··· INFORMATION SHOWN

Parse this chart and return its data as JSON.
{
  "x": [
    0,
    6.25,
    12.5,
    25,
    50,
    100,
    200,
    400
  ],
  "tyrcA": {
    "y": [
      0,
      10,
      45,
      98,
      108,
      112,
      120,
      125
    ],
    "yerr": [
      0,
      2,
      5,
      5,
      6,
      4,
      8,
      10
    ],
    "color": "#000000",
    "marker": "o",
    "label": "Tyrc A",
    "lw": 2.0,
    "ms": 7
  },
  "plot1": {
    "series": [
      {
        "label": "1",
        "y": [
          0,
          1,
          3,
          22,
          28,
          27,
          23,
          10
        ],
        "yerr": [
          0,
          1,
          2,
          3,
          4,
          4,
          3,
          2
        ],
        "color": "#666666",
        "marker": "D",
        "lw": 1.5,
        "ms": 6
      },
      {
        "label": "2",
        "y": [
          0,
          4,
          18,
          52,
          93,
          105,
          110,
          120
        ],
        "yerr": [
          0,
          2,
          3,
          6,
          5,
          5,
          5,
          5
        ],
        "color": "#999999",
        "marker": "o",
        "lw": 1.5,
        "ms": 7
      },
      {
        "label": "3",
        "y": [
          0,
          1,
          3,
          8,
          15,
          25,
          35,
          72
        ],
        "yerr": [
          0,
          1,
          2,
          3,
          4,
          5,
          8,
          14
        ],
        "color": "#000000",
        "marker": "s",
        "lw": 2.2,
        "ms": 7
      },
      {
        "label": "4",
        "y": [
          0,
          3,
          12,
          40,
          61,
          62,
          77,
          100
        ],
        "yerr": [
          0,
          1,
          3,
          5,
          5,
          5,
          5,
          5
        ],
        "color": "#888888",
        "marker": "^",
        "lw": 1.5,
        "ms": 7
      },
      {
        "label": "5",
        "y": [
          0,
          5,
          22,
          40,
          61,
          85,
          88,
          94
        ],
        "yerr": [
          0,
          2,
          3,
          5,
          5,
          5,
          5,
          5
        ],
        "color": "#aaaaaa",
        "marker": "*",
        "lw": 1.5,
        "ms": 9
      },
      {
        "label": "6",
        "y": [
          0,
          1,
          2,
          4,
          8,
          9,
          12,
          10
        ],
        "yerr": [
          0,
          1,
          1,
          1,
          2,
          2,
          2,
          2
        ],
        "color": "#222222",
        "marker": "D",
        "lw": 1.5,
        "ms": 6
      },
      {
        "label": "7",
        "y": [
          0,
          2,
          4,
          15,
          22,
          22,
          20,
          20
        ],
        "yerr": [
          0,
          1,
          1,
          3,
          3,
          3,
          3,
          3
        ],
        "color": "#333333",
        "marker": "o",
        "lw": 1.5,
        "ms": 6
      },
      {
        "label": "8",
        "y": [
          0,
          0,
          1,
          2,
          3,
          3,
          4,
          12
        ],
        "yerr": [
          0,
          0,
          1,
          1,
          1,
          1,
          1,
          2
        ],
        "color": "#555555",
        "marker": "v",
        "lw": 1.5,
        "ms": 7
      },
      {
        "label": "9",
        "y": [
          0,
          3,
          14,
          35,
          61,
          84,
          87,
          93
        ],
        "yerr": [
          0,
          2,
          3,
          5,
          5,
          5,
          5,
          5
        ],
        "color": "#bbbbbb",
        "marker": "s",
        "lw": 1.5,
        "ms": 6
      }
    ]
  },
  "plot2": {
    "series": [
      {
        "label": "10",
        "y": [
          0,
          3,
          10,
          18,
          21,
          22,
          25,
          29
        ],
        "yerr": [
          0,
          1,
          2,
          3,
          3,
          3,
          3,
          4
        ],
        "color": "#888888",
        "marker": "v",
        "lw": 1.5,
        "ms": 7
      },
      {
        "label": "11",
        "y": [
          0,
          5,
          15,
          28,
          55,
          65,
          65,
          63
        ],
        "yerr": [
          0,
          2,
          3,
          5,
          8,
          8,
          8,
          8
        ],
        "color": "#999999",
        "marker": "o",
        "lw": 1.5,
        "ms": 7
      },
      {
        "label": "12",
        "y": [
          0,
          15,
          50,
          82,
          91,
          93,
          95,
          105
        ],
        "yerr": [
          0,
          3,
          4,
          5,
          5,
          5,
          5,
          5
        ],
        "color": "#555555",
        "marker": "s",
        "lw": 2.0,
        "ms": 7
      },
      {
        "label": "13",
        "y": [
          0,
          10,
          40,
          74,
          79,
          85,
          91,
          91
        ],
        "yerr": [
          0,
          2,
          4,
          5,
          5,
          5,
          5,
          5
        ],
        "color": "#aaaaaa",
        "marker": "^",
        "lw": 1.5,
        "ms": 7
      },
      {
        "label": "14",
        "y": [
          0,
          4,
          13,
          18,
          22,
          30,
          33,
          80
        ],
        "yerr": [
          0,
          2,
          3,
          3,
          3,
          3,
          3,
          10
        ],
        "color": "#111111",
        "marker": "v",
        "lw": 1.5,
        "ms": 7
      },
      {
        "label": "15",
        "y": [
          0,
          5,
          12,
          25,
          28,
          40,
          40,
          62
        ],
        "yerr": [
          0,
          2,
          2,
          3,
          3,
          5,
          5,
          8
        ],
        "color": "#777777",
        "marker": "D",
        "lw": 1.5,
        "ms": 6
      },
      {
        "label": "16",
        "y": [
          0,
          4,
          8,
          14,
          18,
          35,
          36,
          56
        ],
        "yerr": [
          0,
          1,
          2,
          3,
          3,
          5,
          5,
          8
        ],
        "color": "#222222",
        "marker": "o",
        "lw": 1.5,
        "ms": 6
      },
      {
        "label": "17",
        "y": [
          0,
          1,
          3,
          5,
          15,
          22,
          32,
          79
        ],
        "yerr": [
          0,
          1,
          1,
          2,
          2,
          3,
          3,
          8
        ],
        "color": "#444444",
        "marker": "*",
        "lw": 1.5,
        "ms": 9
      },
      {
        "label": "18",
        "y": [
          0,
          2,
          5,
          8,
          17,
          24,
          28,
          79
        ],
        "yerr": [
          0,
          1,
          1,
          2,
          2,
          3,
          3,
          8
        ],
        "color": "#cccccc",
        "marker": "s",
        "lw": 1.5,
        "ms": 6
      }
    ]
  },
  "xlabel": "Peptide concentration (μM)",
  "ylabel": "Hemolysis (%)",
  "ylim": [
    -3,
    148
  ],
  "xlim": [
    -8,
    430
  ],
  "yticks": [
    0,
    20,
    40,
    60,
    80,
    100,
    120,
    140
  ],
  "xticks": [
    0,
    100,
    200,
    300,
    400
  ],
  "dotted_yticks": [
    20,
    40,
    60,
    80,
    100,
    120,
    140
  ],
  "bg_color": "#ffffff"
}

······

__TASK GOAL__
Output the data once more, exactly as it appears above.

__ANSWER FOR THE TASK__
Parse this chart and return its data as JSON.
{
  "x": [
    0,
    6.25,
    12.5,
    25,
    50,
    100,
    200,
    400
  ],
  "tyrcA": {
    "y": [
      0,
      10,
      45,
      98,
      108,
      112,
      120,
      125
    ],
    "yerr": [
      0,
      2,
      5,
      5,
      6,
      4,
      8,
      10
    ],
    "color": "#000000",
    "marker": "o",
    "label": "Tyrc A",
    "lw": 2.0,
    "ms": 7
  },
  "plot1": {
    "series": [
      {
        "label": "1",
        "y": [
          0,
          1,
          3,
          22,
          28,
          27,
          23,
          10
        ],
        "yerr": [
          0,
          1,
          2,
          3,
          4,
          4,
          3,
          2
        ],
        "color": "#666666",
        "marker": "D",
        "lw": 1.5,
        "ms": 6
      },
      {
        "label": "2",
        "y": [
          0,
          4,
          18,
          52,
          93,
          105,
          110,
          120
        ],
        "yerr": [
          0,
          2,
          3,
          6,
          5,
          5,
          5,
          5
        ],
        "color": "#999999",
        "marker": "o",
        "lw": 1.5,
        "ms": 7
      },
      {
        "label": "3",
        "y": [
          0,
          1,
          3,
          8,
          15,
          25,
          35,
          72
        ],
        "yerr": [
          0,
          1,
          2,
          3,
          4,
          5,
          8,
          14
        ],
        "color": "#000000",
        "marker": "s",
        "lw": 2.2,
        "ms": 7
      },
      {
        "label": "4",
        "y": [
          0,
          3,
          12,
          40,
          61,
          62,
          77,
          100
        ],
        "yerr": [
          0,
          1,
          3,
          5,
          5,
          5,
          5,
          5
        ],
        "color": "#888888",
        "marker": "^",
        "lw": 1.5,
        "ms": 7
      },
      {
        "label": "5",
        "y": [
          0,
          5,
          22,
          40,
          61,
          85,
          88,
          94
        ],
        "yerr": [
          0,
          2,
          3,
          5,
          5,
          5,
          5,
          5
        ],
        "color": "#aaaaaa",
        "marker": "*",
        "lw": 1.5,
        "ms": 9
      },
      {
        "label": "6",
        "y": [
          0,
          1,
          2,
          4,
          8,
          9,
          12,
          10
        ],
        "yerr": [
          0,
          1,
          1,
          1,
          2,
          2,
          2,
          2
        ],
        "color": "#222222",
        "marker": "D",
        "lw": 1.5,
        "ms": 6
      },
      {
        "label": "7",
        "y": [
          0,
          2,
          4,
          15,
          22,
          22,
          20,
          20
        ],
        "yerr": [
          0,
          1,
          1,
          3,
          3,
          3,
          3,
          3
        ],
        "color": "#333333",
        "marker": "o",
        "lw": 1.5,
        "ms": 6
      },
      {
        "label": "8",
        "y": [
          0,
          0,
          1,
          2,
          3,
          3,
          4,
          12
        ],
        "yerr": [
          0,
          0,
          1,
          1,
          1,
          1,
          1,
          2
        ],
        "color": "#555555",
        "marker": "v",
        "lw": 1.5,
        "ms": 7
      },
      {
        "label": "9",
        "y": [
          0,
          3,
          14,
          35,
          61,
          84,
          87,
          93
        ],
        "yerr": [
          0,
          2,
          3,
          5,
          5,
          5,
          5,
          5
        ],
        "color": "#bbbbbb",
        "marker": "s",
        "lw": 1.5,
        "ms": 6
      }
    ]
  },
  "plot2": {
    "series": [
      {
        "label": "10",
        "y": [
          0,
          3,
          10,
          18,
          21,
          22,
          25,
          29
        ],
        "yerr": [
          0,
          1,
          2,
          3,
          3,
          3,
          3,
          4
        ],
        "color": "#888888",
        "marker": "v",
        "lw": 1.5,
        "ms": 7
      },
      {
        "label": "11",
        "y": [
          0,
          5,
          15,
          28,
          55,
          65,
          65,
          63
        ],
        "yerr": [
          0,
          2,
          3,
          5,
          8,
          8,
          8,
          8
        ],
        "color": "#999999",
        "marker": "o",
        "lw": 1.5,
        "ms": 7
      },
      {
        "label": "12",
        "y": [
          0,
          15,
          50,
          82,
          91,
          93,
          95,
          105
        ],
        "yerr": [
          0,
          3,
          4,
          5,
          5,
          5,
          5,
          5
        ],
        "color": "#555555",
        "marker": "s",
        "lw": 2.0,
        "ms": 7
      },
      {
        "label": "13",
        "y": [
          0,
          10,
          40,
          74,
          79,
          85,
          91,
          91
        ],
        "yerr": [
          0,
          2,
          4,
          5,
          5,
          5,
          5,
          5
        ],
        "color": "#aaaaaa",
        "marker": "^",
        "lw": 1.5,
        "ms": 7
      },
      {
        "label": "14",
        "y": [
          0,
          4,
          13,
          18,
          22,
          30,
          33,
          80
        ],
        "yerr": [
          0,
          2,
          3,
          3,
          3,
          3,
          3,
          10
        ],
        "color": "#111111",
        "marker": "v",
        "lw": 1.5,
        "ms": 7
      },
      {
        "label": "15",
        "y": [
          0,
          5,
          12,
          25,
          28,
          40,
          40,
          62
        ],
        "yerr": [
          0,
          2,
          2,
          3,
          3,
          5,
          5,
          8
        ],
        "color": "#777777",
        "marker": "D",
        "lw": 1.5,
        "ms": 6
      },
      {
        "label": "16",
        "y": [
          0,
          4,
          8,
          14,
          18,
          35,
          36,
          56
        ],
        "yerr": [
          0,
          1,
          2,
          3,
          3,
          5,
          5,
          8
        ],
        "color": "#222222",
        "marker": "o",
        "lw": 1.5,
        "ms": 6
      },
      {
        "label": "17",
        "y": [
          0,
          1,
          3,
          5,
          15,
          22,
          32,
          79
        ],
        "yerr": [
          0,
          1,
          1,
          2,
          2,
          3,
          3,
          8
        ],
        "color": "#444444",
        "marker": "*",
        "lw": 1.5,
        "ms": 9
      },
      {
        "label": "18",
        "y": [
          0,
          2,
          5,
          8,
          17,
          24,
          28,
          79
        ],
        "yerr": [
          0,
          1,
          1,
          2,
          2,
          3,
          3,
          8
        ],
        "color": "#cccccc",
        "marker": "s",
        "lw": 1.5,
        "ms": 6
      }
    ]
  },
  "xlabel": "Peptide concentration (μM)",
  "ylabel": "Hemolysis (%)",
  "ylim": [
    -3,
    148
  ],
  "xlim": [
    -8,
    430
  ],
  "yticks": [
    0,
    20,
    40,
    60,
    80,
    100,
    120,
    140
  ],
  "xticks": [
    0,
    100,
    200,
    300,
    400
  ],
  "dotted_yticks": [
    20,
    40,
    60,
    80,
    100,
    120,
    140
  ],
  "bg_color": "#ffffff"
}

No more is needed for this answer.